### WHAT IS NEEDED:
Copy each line below that contains "name".

########################################

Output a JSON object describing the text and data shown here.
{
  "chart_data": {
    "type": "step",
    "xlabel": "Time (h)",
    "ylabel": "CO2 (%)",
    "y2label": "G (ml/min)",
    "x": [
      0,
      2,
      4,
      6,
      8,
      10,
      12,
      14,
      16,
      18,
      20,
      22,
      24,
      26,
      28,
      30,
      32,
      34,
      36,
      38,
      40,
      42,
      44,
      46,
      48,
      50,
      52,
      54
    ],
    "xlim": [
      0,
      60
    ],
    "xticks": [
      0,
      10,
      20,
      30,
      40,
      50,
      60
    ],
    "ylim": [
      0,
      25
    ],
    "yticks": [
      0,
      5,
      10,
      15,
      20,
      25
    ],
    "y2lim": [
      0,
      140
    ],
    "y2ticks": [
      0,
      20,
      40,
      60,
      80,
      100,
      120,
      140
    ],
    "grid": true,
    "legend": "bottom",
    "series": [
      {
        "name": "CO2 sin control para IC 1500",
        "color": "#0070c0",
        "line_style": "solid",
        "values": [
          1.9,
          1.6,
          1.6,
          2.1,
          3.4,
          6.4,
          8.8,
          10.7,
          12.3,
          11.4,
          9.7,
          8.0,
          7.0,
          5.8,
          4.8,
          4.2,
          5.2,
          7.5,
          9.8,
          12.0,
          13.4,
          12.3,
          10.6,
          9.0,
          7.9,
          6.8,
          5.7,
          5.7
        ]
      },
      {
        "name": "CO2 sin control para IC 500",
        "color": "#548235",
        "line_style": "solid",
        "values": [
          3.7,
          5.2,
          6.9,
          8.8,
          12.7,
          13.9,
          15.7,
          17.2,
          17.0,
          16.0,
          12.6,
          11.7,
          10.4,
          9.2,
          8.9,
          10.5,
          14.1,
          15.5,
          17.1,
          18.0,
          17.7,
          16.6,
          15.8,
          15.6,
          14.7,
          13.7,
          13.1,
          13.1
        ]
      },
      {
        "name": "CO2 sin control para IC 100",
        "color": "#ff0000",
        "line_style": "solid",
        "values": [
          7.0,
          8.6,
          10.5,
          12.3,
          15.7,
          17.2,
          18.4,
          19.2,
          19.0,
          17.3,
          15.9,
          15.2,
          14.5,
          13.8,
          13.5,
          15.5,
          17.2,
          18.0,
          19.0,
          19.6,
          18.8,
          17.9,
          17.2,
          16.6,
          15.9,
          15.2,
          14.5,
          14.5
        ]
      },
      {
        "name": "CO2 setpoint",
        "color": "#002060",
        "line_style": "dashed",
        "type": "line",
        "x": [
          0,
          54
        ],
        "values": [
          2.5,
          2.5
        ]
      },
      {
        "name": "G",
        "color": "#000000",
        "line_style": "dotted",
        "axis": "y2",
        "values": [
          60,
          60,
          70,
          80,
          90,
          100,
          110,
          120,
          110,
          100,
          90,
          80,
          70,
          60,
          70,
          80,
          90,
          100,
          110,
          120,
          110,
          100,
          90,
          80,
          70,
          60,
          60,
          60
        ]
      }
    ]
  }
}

########################################

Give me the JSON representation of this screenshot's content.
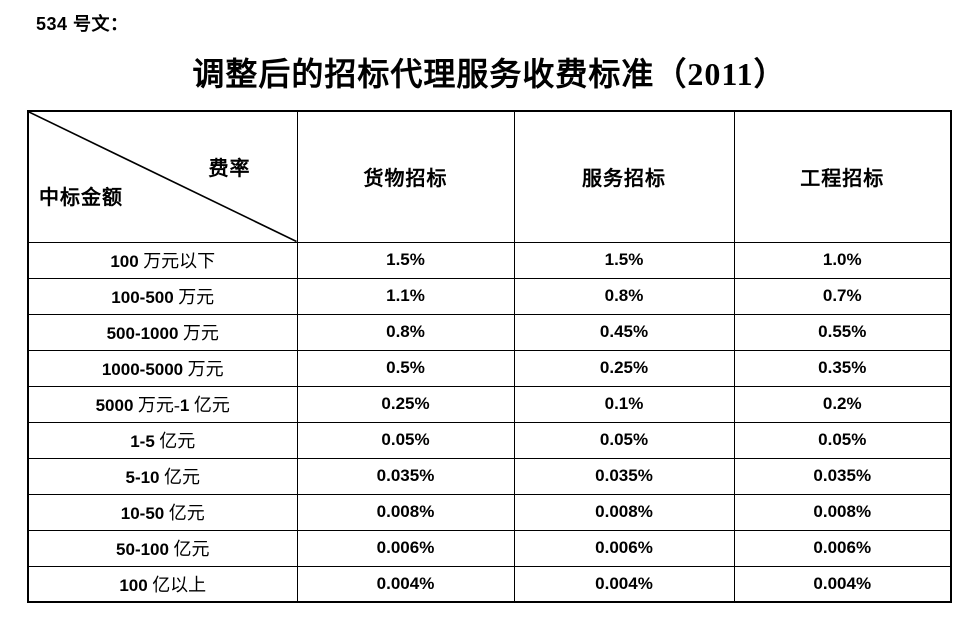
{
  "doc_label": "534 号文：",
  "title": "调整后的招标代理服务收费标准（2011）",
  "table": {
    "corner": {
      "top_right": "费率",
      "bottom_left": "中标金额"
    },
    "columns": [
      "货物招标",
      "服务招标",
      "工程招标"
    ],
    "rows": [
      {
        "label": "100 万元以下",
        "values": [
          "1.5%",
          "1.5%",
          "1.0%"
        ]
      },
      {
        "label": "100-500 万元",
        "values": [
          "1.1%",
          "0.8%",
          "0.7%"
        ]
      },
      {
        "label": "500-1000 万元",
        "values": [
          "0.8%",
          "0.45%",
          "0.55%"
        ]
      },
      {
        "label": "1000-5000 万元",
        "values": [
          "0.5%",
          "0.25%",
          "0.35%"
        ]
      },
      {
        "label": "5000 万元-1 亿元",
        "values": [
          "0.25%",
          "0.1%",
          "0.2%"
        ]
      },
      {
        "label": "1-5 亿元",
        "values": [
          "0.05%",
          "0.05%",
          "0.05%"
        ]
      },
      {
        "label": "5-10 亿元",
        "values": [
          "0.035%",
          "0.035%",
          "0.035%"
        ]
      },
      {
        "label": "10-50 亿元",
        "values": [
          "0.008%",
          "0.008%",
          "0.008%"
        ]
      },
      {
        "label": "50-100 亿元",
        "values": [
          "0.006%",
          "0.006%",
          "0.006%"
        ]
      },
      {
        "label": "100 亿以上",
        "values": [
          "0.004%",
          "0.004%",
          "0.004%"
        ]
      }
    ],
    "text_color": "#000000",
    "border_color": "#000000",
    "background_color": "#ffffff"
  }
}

########################################

### PROBLEM SOLUTION:
        "name": "CO2 sin control para IC 1500",
        "name": "CO2 sin control para IC 500",
        "name": "CO2 sin control para IC 100",
        "name": "CO2 setpoint",
        "name": "G",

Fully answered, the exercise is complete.